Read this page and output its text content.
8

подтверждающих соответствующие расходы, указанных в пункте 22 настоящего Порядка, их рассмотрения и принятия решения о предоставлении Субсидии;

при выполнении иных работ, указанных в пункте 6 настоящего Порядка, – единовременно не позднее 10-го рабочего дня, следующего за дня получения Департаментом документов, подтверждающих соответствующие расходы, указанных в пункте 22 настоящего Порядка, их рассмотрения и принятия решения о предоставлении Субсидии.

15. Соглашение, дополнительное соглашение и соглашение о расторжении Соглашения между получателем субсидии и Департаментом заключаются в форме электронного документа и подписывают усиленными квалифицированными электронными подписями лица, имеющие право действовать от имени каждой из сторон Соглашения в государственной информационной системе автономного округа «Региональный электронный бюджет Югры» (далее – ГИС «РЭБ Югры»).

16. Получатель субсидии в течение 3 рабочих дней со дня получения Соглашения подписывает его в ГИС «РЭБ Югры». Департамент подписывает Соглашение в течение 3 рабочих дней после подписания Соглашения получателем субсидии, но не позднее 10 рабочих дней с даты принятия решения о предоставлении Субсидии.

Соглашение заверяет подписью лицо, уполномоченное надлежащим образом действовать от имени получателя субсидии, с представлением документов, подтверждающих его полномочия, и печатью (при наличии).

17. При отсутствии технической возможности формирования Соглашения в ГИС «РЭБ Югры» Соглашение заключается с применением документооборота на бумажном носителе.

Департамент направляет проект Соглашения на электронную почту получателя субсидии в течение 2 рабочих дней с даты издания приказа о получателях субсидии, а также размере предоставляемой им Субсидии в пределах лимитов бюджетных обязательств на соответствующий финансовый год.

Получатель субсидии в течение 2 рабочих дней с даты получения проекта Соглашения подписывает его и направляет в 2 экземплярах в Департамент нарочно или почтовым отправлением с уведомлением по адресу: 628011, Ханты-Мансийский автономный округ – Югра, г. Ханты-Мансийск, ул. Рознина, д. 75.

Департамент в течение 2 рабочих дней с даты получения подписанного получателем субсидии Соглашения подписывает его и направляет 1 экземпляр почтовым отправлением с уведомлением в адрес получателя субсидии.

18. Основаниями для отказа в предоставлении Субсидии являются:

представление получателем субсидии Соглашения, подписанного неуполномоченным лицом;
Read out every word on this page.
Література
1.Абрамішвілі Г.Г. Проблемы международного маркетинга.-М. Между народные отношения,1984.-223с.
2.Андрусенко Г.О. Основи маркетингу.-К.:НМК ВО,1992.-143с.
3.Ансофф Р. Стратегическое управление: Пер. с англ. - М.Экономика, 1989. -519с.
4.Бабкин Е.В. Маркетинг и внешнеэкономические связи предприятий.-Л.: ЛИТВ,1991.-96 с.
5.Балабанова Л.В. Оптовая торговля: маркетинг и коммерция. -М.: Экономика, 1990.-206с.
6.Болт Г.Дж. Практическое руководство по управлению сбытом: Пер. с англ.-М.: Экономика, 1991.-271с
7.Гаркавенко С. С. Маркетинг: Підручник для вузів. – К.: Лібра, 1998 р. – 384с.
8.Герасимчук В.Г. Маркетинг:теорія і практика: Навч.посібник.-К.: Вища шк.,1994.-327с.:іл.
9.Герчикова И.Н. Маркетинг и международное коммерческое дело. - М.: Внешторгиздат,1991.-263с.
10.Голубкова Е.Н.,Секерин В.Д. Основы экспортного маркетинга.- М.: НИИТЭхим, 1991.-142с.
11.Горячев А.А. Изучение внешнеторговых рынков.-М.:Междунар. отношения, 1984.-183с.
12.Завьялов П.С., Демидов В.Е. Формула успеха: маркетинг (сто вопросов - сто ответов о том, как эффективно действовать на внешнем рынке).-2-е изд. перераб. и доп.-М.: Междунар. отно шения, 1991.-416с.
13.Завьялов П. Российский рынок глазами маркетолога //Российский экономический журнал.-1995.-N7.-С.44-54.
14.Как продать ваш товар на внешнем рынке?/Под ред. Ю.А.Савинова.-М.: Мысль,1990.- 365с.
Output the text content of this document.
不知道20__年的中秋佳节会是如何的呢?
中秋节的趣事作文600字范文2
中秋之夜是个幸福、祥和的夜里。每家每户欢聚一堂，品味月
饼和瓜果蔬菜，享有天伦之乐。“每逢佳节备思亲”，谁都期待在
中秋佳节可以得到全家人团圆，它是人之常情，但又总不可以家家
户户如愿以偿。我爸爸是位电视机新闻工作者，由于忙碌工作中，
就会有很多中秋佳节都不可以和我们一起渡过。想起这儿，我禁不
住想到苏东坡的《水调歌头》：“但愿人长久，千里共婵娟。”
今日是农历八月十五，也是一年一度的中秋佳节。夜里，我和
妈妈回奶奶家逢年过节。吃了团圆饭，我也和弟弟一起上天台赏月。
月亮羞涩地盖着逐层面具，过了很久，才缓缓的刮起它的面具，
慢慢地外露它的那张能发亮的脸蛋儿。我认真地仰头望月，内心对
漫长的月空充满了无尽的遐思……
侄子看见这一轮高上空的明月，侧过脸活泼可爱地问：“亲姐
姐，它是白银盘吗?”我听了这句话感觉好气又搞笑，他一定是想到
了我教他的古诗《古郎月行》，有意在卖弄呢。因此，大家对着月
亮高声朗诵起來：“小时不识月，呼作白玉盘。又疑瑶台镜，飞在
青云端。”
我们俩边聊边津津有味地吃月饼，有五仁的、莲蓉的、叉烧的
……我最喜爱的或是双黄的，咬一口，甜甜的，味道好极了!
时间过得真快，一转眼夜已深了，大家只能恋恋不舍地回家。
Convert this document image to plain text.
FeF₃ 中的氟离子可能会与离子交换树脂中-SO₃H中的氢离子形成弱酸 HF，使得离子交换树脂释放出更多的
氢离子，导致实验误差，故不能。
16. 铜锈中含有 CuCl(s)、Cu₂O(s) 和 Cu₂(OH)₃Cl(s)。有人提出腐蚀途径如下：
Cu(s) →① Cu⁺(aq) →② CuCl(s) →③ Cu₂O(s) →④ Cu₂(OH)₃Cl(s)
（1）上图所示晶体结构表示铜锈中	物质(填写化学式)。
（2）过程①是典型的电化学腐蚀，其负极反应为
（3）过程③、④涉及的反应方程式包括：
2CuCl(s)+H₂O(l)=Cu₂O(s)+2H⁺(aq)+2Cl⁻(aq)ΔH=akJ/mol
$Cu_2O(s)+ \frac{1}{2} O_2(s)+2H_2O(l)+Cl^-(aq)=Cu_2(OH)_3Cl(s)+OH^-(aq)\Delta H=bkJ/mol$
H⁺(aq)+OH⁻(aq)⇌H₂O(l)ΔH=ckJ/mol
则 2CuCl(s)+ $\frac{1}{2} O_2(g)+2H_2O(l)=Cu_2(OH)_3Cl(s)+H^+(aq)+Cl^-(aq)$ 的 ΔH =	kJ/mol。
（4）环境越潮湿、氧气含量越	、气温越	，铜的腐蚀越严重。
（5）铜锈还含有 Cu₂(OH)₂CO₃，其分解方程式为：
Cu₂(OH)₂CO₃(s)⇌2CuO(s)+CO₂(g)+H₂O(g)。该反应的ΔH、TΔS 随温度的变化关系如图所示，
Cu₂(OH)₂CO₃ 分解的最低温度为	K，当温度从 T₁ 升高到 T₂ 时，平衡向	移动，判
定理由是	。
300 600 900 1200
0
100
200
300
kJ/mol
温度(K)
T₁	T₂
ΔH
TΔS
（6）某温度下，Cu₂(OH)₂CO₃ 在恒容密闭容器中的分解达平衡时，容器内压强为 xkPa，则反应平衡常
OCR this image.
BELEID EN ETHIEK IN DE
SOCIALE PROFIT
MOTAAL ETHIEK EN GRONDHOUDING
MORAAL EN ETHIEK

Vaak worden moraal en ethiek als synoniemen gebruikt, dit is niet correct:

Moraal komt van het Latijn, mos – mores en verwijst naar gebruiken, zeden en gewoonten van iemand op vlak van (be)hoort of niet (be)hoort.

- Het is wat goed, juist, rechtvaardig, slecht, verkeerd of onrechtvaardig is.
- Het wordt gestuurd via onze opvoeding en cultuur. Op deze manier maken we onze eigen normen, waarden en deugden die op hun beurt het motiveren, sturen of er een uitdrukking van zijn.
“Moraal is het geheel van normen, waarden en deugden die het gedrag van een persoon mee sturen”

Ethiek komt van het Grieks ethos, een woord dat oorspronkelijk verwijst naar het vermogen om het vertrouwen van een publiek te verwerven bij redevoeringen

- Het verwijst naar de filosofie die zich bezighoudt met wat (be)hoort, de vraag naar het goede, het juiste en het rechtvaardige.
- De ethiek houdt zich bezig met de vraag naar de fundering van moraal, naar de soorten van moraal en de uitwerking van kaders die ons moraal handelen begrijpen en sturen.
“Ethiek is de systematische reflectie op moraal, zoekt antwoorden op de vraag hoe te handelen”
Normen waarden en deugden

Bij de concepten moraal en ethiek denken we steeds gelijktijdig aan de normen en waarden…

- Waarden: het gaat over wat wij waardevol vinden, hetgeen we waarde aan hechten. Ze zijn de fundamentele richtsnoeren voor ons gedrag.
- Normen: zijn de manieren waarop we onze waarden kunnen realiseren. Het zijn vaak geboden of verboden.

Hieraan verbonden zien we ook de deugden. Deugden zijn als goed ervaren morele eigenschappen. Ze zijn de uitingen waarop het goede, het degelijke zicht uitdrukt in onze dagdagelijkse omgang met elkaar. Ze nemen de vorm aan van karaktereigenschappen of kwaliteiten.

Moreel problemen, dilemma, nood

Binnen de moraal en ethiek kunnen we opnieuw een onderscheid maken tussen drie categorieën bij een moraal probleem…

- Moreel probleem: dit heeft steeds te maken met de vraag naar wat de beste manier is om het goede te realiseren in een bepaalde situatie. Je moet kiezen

- - -

◆ **Work to do**:
Filter the entries and copy out every line with the word "действовать".

◆ **The result**:
15. Соглашение, дополнительное соглашение и соглашение о расторжении Соглашения между получателем субсидии и Департаментом заключаются в форме электронного документа и подписывают усиленными квалифицированными электронными подписями лица, имеющие право действовать от имени каждой из сторон Соглашения в государственной информационной системе автономного округа «Региональный электронный бюджет Югры» (далее – ГИС «РЭБ Югры»).
Соглашение заверяет подписью лицо, уполномоченное надлежащим образом действовать от имени получателя субсидии, с представлением документов, подтверждающих его полномочия, и печатью (при наличии).
12.Завьялов П.С., Демидов В.Е. Формула успеха: маркетинг (сто вопросов - сто ответов о том, как эффективно действовать на внешнем рынке).-2-е изд. перераб. и доп.-М.: Междунар. отно шения, 1991.-416с.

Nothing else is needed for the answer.